- **Source extract**

********

Code Monkeyism

Programming is hard by Stephan Schmidt

American vs. European style of Software Development

There are two different cultures in the US and Europe. The US is more about freedom and power, one can get to the top alone, gun slinger mentatlity. Europe is more about security and safety, about making it as a group. This can be seen in foreign policy, gun laws, social security and health care (as always this is a generalization. If you want to know more about that, read “The European Dream” from Jeremy Rifkin.) I’m not saying one is better than the other, just that they are different.

These two styles can also be found in software development. [I don't talk about American vs. European developers - just about development styles] One group of developers favor security and safety, another group favors power and freedom. The security group tends to static languages like Java, to conservative architectures and technologies. The other groups tends to meta-programming, dynamic languages and try every new technology which flows down the river - merb, mongrel and everything that is hip. Both come from a different background and different experiences.

I think this view explains a lot different cultures and their goals and views.

Thanks for listening.

********

- **Records shown**

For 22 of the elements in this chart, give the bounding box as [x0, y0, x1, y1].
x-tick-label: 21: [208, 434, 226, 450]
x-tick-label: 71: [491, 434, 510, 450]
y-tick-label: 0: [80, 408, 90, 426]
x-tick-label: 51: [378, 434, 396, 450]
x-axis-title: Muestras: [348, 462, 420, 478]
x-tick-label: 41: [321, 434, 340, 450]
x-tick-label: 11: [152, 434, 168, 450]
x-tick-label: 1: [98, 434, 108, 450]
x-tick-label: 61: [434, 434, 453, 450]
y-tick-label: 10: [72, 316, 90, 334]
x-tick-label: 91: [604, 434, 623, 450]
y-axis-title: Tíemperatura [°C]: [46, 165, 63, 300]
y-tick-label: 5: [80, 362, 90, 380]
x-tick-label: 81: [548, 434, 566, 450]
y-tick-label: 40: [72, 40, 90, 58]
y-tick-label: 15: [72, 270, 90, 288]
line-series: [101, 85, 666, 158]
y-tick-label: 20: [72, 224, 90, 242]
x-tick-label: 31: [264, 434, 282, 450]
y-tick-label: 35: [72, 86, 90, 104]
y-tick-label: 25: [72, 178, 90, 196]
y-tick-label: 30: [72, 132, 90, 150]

********

- **Required actions**
A - Which book does the post on American versus European development styles recommend for learning more about the cultural differences?
B - Carry on writing the post on American versus European software development styles, picking up after its last line.
This data was drawn from a different source than the text.

- **Outputs**
A - "The European Dream" by Jeremy Rifkin.

B -
About the author: Stephan Schmidt is currently a team manager at ImmobilienScout24 in Berlin. Stephan has been working as a head of development and CTO. He has used a lot of different technologies in the last 20 years including Java, Rails and Python. Stephans main field of interest is maintainablity and productivity in software development. Want to know more? All views are only his own.

If you did like this article but you don't want to subscribe to new articles with your reader, you can follow me on Twitter or subscribe to new posts with your email:

Comments

Stefan

Stephan,

as interesting as it is - I’m not so sure about your conclusion. It’s not so typically European to do static languages. I know some people that are very fancy about dynamic languages. Though I don’t know very many who are successful with dynamic languages in big companies with many developers, PHP and Rails have quite a big community in Germany. PHP of course being the most important with a big lead.

That such hypes mainly come from the U.S. might be an indicator for power and freedom driving creativity - and for a comfortable lead in IT research. And for sure those who create something mostly adopt it first. It takes time from America to Europe.

Stefan

stephan

Ah, sorry to be misunderstood. I didn’t want to imply that Europeans use static languages and American use dynamic ones :-) Just that as there are different cultures between countries, there are different cultures in developer circles.

Some might argue - and I think Rifkin does - that European are more safety conscious because of wars - especially WWI and WWII - and Americans more about freedom and power because of the border mentality and where the settlers came from.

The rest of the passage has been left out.